What is needed: Copy each line that holds "this".

-- Start of Data rows --

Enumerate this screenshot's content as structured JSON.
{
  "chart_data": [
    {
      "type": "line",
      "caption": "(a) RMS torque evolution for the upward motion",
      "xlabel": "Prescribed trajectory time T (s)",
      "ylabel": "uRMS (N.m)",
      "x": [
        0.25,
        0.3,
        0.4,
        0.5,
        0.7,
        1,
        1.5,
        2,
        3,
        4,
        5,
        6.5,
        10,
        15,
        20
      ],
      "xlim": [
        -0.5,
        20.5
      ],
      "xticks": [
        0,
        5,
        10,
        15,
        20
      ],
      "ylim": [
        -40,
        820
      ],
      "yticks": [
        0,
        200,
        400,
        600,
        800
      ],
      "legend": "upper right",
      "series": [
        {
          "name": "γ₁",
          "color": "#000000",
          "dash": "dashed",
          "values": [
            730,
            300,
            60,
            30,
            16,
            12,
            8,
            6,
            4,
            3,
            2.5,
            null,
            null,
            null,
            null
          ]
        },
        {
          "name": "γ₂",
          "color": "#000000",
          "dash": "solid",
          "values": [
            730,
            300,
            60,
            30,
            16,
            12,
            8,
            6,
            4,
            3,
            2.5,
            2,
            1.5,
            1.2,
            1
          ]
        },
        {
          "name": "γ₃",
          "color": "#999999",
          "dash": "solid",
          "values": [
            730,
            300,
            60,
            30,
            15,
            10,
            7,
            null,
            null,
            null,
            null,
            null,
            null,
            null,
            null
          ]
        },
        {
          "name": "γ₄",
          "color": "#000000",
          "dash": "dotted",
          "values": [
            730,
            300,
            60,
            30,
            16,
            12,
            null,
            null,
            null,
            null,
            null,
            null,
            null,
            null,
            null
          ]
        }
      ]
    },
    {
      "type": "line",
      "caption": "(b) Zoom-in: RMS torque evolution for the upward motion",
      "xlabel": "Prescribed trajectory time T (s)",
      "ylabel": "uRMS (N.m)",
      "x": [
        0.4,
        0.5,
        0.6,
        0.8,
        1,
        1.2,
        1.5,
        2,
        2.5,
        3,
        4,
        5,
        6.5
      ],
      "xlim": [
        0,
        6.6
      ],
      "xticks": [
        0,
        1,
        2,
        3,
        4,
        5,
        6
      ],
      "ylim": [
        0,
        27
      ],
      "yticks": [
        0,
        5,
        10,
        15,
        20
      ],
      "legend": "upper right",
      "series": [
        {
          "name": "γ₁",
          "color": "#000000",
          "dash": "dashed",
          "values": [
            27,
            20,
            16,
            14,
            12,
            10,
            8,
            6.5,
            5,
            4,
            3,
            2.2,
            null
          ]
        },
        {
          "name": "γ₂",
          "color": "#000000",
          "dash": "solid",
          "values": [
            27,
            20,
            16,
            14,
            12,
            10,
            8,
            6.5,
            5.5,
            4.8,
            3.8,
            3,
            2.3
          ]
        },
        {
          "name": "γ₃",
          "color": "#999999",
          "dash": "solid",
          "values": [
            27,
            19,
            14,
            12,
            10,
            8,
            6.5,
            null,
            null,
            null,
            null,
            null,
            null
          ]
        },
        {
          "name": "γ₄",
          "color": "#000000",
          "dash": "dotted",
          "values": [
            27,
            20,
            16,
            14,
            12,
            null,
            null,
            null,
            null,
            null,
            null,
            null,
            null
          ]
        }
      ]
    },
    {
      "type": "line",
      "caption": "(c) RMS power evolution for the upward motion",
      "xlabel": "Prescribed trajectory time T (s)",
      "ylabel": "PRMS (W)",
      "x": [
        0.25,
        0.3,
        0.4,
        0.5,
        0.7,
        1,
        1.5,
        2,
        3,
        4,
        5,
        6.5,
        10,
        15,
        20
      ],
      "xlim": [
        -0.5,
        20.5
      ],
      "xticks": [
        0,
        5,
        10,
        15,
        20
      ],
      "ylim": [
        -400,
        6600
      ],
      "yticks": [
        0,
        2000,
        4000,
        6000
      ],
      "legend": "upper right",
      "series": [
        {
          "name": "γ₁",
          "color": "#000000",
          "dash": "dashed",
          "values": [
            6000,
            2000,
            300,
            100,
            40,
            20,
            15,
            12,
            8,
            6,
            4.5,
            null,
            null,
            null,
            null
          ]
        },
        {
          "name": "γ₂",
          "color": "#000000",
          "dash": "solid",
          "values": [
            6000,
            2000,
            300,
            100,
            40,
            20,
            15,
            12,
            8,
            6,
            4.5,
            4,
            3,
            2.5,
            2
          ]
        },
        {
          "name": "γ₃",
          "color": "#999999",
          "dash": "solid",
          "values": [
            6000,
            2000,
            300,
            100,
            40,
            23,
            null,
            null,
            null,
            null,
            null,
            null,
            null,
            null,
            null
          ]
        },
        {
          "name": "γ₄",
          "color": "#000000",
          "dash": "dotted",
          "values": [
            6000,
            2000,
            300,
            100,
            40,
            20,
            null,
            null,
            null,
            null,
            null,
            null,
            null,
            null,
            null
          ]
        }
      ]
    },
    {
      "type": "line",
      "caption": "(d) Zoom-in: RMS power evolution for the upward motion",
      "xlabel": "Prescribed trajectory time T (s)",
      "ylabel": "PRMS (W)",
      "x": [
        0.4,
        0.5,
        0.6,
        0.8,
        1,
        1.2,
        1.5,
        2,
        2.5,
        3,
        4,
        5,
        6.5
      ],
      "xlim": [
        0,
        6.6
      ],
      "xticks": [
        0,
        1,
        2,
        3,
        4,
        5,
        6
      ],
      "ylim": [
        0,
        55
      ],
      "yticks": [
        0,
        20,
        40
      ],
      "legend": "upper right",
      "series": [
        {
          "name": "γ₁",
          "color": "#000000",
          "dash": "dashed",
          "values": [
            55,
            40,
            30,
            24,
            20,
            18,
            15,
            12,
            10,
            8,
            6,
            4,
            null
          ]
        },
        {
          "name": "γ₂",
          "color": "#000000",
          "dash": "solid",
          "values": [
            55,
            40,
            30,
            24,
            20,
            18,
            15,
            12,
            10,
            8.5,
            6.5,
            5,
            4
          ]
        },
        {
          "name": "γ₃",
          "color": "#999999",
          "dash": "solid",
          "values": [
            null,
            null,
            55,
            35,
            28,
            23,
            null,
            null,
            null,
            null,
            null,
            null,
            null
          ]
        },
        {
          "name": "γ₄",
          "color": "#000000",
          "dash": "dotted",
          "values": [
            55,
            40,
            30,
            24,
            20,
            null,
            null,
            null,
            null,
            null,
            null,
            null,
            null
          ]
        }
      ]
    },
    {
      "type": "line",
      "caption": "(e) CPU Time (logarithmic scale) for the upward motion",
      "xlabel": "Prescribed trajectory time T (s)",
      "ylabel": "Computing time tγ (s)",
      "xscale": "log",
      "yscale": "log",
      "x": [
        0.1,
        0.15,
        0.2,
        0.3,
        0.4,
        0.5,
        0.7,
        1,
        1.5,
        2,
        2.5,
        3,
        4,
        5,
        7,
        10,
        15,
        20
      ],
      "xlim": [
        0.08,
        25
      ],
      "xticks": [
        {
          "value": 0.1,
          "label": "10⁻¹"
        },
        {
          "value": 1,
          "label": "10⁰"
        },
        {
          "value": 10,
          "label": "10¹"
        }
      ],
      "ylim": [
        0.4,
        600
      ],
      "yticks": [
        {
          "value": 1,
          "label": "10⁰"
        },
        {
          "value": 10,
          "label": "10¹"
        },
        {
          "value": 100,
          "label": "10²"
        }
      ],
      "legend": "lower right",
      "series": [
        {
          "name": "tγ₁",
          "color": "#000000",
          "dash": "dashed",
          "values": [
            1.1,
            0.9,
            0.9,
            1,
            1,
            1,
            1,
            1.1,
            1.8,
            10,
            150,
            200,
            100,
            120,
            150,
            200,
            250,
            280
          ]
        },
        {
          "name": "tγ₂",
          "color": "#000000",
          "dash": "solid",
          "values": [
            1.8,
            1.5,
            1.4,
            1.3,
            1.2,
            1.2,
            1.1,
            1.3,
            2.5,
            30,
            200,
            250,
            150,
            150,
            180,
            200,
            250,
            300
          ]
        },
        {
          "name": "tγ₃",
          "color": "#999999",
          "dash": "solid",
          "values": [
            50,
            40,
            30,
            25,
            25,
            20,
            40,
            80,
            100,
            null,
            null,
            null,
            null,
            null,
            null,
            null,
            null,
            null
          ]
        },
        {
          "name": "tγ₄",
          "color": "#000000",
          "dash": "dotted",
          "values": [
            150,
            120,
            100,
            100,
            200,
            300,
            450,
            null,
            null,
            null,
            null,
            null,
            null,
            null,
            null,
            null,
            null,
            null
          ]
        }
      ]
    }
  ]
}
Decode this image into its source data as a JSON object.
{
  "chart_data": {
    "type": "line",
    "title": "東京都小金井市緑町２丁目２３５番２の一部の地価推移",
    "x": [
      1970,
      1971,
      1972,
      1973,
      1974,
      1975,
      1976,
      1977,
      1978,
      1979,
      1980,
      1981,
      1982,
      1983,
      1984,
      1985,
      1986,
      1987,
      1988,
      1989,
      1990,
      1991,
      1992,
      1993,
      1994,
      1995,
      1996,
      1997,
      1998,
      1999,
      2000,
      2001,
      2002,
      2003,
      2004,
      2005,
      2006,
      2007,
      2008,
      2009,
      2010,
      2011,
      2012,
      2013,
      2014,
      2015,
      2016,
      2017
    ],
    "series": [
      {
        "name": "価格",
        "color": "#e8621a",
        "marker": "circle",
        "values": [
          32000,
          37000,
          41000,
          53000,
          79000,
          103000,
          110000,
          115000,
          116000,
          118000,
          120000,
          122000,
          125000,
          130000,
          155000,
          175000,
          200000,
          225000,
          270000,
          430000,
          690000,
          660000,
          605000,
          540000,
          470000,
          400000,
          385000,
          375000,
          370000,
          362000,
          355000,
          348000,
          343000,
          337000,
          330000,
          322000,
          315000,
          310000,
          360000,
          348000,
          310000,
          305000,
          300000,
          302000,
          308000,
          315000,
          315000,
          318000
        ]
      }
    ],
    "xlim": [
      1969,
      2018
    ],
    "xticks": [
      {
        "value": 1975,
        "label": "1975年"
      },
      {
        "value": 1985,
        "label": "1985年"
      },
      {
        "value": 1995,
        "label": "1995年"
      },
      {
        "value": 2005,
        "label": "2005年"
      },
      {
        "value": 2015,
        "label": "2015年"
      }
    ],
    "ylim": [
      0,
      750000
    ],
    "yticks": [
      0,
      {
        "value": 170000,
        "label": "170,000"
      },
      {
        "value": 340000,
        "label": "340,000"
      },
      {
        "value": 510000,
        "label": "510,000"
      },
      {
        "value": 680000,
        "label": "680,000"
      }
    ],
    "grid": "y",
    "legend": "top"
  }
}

-- End of Data rows --

Correct response:
Enumerate this screenshot's content as structured JSON.
Decode this image into its source data as a JSON object.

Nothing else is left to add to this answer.